(Stored items)
(begin)
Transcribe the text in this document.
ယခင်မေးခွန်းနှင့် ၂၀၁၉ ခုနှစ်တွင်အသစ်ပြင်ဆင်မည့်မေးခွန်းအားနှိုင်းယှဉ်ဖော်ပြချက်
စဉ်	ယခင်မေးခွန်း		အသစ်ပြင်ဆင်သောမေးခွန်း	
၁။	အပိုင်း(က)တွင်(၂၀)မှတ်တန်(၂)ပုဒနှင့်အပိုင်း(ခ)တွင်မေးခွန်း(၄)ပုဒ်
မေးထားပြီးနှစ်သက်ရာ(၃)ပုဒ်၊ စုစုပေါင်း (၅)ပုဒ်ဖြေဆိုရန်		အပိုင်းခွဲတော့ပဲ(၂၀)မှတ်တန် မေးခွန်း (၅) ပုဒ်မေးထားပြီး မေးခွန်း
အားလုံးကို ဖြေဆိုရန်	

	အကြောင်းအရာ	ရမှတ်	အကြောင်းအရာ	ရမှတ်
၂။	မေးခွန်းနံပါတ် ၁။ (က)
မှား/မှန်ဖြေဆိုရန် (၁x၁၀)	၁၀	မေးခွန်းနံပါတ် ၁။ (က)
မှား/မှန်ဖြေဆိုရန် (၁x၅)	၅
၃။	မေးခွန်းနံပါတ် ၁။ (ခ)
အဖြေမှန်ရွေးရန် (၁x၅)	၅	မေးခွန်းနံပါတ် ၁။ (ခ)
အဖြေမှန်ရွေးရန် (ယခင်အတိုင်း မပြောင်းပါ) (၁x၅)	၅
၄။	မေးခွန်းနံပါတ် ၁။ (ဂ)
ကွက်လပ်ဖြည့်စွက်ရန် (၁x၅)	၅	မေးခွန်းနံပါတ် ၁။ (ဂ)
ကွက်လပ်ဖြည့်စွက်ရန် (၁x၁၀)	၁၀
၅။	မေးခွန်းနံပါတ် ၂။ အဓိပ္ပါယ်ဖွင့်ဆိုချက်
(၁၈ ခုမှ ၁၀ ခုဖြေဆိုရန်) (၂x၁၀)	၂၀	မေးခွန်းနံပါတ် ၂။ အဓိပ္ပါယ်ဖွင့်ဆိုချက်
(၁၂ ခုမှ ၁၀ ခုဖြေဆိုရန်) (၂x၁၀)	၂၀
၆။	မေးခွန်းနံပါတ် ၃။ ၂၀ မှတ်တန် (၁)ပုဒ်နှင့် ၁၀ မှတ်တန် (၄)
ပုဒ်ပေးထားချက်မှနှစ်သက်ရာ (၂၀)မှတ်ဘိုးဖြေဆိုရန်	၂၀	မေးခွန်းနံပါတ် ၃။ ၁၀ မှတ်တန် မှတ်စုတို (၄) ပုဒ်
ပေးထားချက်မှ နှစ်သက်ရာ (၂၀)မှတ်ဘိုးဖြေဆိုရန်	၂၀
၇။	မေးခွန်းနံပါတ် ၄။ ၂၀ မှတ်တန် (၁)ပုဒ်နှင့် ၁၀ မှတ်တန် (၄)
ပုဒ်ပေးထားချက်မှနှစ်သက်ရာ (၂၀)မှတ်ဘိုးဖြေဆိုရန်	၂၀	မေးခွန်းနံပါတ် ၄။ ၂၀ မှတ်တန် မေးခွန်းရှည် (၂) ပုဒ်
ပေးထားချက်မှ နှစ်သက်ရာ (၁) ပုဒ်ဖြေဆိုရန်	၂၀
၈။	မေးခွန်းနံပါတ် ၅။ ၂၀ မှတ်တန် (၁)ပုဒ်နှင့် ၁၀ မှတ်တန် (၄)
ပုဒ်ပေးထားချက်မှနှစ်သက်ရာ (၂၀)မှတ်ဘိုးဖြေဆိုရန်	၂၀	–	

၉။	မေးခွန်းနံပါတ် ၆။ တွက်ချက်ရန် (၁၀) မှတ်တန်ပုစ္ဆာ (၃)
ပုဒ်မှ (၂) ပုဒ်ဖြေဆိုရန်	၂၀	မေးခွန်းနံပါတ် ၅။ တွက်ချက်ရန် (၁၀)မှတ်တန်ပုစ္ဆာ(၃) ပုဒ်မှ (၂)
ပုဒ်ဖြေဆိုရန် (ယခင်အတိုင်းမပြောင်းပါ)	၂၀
(end)
__WHAT YOU NEED TO DO__. Retype each record exactly, leaving nothing out.

__WRITTEN ANSWER__.
Transcribe the text in this document.
ယခင်မေးခွန်းနှင့် ၂၀၁၉ ခုနှစ်တွင်အသစ်ပြင်ဆင်မည့်မေးခွန်းအားနှိုင်းယှဉ်ဖော်ပြချက်
စဉ်	ယခင်မေးခွန်း		အသစ်ပြင်ဆင်သောမေးခွန်း	
၁။	အပိုင်း(က)တွင်(၂၀)မှတ်တန်(၂)ပုဒနှင့်အပိုင်း(ခ)တွင်မေးခွန်း(၄)ပုဒ်
မေးထားပြီးနှစ်သက်ရာ(၃)ပုဒ်၊ စုစုပေါင်း (၅)ပုဒ်ဖြေဆိုရန်		အပိုင်းခွဲတော့ပဲ(၂၀)မှတ်တန် မေးခွန်း (၅) ပုဒ်မေးထားပြီး မေးခွန်း
အားလုံးကို ဖြေဆိုရန်	

	အကြောင်းအရာ	ရမှတ်	အကြောင်းအရာ	ရမှတ်
၂။	မေးခွန်းနံပါတ် ၁။ (က)
မှား/မှန်ဖြေဆိုရန် (၁x၁၀)	၁၀	မေးခွန်းနံပါတ် ၁။ (က)
မှား/မှန်ဖြေဆိုရန် (၁x၅)	၅
၃။	မေးခွန်းနံပါတ် ၁။ (ခ)
အဖြေမှန်ရွေးရန် (၁x၅)	၅	မေးခွန်းနံပါတ် ၁။ (ခ)
အဖြေမှန်ရွေးရန် (ယခင်အတိုင်း မပြောင်းပါ) (၁x၅)	၅
၄။	မေးခွန်းနံပါတ် ၁။ (ဂ)
ကွက်လပ်ဖြည့်စွက်ရန် (၁x၅)	၅	မေးခွန်းနံပါတ် ၁။ (ဂ)
ကွက်လပ်ဖြည့်စွက်ရန် (၁x၁၀)	၁၀
၅။	မေးခွန်းနံပါတ် ၂။ အဓိပ္ပါယ်ဖွင့်ဆိုချက်
(၁၈ ခုမှ ၁၀ ခုဖြေဆိုရန်) (၂x၁၀)	၂၀	မေးခွန်းနံပါတ် ၂။ အဓိပ္ပါယ်ဖွင့်ဆိုချက်
(၁၂ ခုမှ ၁၀ ခုဖြေဆိုရန်) (၂x၁၀)	၂၀
၆။	မေးခွန်းနံပါတ် ၃။ ၂၀ မှတ်တန် (၁)ပုဒ်နှင့် ၁၀ မှတ်တန် (၄)
ပုဒ်ပေးထားချက်မှနှစ်သက်ရာ (၂၀)မှတ်ဘိုးဖြေဆိုရန်	၂၀	မေးခွန်းနံပါတ် ၃။ ၁၀ မှတ်တန် မှတ်စုတို (၄) ပုဒ်
ပေးထားချက်မှ နှစ်သက်ရာ (၂၀)မှတ်ဘိုးဖြေဆိုရန်	၂၀
၇။	မေးခွန်းနံပါတ် ၄။ ၂၀ မှတ်တန် (၁)ပုဒ်နှင့် ၁၀ မှတ်တန် (၄)
ပုဒ်ပေးထားချက်မှနှစ်သက်ရာ (၂၀)မှတ်ဘိုးဖြေဆိုရန်	၂၀	မေးခွန်းနံပါတ် ၄။ ၂၀ မှတ်တန် မေးခွန်းရှည် (၂) ပုဒ်
ပေးထားချက်မှ နှစ်သက်ရာ (၁) ပုဒ်ဖြေဆိုရန်	၂၀
၈။	မေးခွန်းနံပါတ် ၅။ ၂၀ မှတ်တန် (၁)ပုဒ်နှင့် ၁၀ မှတ်တန် (၄)
ပုဒ်ပေးထားချက်မှနှစ်သက်ရာ (၂၀)မှတ်ဘိုးဖြေဆိုရန်	၂၀	–	

၉။	မေးခွန်းနံပါတ် ၆။ တွက်ချက်ရန် (၁၀) မှတ်တန်ပုစ္ဆာ (၃)
ပုဒ်မှ (၂) ပုဒ်ဖြေဆိုရန်	၂၀	မေးခွန်းနံပါတ် ၅။ တွက်ချက်ရန် (၁၀)မှတ်တန်ပုစ္ဆာ(၃) ပုဒ်မှ (၂)
ပုဒ်ဖြေဆိုရန် (ယခင်အတိုင်းမပြောင်းပါ)	၂၀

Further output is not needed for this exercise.